* [GOAL OF THE EXERCISE] Gather each line of the entries below that includes "resolutions".

* [RECORDS PROVIDED]
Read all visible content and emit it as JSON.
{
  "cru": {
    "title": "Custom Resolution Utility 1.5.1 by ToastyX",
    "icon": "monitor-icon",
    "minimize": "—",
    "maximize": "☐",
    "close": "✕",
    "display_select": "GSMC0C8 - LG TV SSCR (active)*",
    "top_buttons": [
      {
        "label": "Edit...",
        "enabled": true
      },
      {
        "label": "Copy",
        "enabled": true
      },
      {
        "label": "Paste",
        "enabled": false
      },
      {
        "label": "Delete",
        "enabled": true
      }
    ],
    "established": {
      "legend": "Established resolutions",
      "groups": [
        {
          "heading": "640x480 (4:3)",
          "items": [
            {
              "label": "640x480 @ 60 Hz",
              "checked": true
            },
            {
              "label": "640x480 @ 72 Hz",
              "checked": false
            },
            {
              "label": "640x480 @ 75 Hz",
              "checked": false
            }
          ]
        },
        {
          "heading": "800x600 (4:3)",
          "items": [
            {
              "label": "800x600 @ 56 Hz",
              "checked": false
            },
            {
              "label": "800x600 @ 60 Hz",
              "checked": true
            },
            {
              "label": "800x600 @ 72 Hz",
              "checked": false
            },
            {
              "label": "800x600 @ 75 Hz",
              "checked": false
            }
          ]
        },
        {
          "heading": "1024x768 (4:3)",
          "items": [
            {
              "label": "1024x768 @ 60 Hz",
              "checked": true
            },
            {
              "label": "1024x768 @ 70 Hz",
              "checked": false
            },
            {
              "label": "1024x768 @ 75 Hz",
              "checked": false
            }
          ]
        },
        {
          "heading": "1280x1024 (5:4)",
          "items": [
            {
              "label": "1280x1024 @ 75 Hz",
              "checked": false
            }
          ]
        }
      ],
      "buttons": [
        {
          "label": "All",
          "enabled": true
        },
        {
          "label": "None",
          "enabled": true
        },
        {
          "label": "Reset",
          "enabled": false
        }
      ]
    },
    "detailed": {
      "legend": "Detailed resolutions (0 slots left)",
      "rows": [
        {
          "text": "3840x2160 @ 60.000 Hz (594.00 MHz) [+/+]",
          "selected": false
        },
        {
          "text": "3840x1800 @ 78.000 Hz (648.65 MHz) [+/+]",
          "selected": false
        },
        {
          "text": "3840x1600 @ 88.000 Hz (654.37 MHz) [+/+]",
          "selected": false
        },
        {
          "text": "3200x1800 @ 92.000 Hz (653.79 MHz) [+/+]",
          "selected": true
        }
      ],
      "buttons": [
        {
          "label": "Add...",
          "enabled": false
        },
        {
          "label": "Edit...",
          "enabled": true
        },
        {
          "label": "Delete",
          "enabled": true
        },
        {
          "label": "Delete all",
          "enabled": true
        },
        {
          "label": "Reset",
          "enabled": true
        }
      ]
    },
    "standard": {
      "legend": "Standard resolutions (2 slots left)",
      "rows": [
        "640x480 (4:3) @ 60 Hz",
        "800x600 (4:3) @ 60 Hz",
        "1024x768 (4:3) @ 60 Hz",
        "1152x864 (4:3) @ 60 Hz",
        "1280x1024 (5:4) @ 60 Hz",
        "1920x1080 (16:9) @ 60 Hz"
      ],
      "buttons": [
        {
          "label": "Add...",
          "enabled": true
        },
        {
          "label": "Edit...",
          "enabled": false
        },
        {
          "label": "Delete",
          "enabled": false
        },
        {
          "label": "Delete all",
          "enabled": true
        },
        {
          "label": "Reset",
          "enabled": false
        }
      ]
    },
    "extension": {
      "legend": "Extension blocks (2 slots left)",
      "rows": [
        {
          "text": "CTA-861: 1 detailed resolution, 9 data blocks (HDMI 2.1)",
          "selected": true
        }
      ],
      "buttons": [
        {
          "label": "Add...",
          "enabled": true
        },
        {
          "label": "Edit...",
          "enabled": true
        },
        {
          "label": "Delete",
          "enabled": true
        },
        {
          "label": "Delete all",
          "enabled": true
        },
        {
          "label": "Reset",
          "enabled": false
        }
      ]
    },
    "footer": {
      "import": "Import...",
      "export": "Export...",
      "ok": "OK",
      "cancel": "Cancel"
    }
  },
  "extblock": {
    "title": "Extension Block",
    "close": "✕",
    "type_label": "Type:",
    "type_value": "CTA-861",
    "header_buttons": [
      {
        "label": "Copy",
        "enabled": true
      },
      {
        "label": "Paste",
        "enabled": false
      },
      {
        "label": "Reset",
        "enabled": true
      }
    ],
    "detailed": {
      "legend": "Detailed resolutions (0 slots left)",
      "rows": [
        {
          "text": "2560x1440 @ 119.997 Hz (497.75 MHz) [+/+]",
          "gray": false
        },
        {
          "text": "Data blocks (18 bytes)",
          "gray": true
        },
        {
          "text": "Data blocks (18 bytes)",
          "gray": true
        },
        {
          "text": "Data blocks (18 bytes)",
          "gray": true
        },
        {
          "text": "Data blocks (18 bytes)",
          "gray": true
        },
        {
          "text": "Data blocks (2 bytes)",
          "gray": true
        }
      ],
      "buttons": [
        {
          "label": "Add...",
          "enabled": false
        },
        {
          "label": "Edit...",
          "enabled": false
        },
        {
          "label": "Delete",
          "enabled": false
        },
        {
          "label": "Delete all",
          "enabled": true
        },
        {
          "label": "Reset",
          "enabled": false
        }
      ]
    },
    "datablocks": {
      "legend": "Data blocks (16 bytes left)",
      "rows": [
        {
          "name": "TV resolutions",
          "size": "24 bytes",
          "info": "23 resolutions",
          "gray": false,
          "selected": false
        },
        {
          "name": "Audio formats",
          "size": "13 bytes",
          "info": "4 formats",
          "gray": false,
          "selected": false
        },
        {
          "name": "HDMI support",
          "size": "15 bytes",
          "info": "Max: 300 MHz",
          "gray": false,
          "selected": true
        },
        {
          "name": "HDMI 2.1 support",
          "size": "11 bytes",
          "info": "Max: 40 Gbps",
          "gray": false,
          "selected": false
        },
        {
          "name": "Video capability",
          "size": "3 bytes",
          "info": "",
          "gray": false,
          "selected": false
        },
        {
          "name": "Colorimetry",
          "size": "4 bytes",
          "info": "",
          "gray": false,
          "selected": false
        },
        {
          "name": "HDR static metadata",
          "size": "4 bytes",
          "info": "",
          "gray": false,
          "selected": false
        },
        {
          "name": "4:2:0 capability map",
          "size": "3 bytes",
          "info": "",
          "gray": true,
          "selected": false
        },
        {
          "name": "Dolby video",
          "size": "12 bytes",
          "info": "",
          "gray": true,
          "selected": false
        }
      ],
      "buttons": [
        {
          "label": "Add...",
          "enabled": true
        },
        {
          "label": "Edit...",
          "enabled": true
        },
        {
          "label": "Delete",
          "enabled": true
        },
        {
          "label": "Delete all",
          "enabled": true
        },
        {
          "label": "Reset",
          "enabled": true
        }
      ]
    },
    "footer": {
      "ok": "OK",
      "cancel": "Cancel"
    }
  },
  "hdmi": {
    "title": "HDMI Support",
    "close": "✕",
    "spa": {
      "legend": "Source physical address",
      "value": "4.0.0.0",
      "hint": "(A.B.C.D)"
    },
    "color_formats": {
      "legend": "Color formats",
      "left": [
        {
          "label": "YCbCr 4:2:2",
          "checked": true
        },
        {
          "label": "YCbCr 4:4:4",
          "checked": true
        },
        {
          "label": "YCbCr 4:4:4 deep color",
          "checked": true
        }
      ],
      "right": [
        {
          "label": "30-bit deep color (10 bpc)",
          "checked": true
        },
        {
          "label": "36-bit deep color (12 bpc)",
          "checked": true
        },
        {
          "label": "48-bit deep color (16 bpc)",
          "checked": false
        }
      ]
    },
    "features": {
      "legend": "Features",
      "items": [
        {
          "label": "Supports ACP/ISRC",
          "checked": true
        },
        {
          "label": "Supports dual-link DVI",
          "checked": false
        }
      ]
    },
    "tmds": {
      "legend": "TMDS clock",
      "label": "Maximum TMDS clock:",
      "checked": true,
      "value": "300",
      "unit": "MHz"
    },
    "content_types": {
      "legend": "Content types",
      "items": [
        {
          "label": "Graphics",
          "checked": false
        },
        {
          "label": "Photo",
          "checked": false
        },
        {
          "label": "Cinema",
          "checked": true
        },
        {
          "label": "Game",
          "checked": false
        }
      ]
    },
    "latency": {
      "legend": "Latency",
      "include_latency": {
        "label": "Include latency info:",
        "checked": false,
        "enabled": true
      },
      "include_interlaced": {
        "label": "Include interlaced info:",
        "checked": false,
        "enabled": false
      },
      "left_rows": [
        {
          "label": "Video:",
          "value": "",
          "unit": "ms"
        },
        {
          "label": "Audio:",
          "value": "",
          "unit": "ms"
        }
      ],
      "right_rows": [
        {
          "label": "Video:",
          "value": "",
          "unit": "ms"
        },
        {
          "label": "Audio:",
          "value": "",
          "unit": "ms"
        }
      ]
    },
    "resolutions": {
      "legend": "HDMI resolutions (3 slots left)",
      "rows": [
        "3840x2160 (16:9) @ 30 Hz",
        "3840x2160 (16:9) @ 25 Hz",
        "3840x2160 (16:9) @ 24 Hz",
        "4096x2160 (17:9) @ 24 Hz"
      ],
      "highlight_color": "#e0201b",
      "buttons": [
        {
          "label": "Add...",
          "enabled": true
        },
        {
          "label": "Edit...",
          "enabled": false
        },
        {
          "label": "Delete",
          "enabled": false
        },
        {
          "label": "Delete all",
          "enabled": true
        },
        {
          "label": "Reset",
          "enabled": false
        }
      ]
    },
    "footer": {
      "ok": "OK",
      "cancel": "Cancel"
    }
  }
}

* [EXERCISE OUTPUT]
      "legend": "Established resolutions",
      "legend": "Detailed resolutions (0 slots left)",
      "legend": "Standard resolutions (2 slots left)",
      "legend": "Detailed resolutions (0 slots left)",
          "name": "TV resolutions",
          "info": "23 resolutions",
    "resolutions": {
      "legend": "HDMI resolutions (3 slots left)",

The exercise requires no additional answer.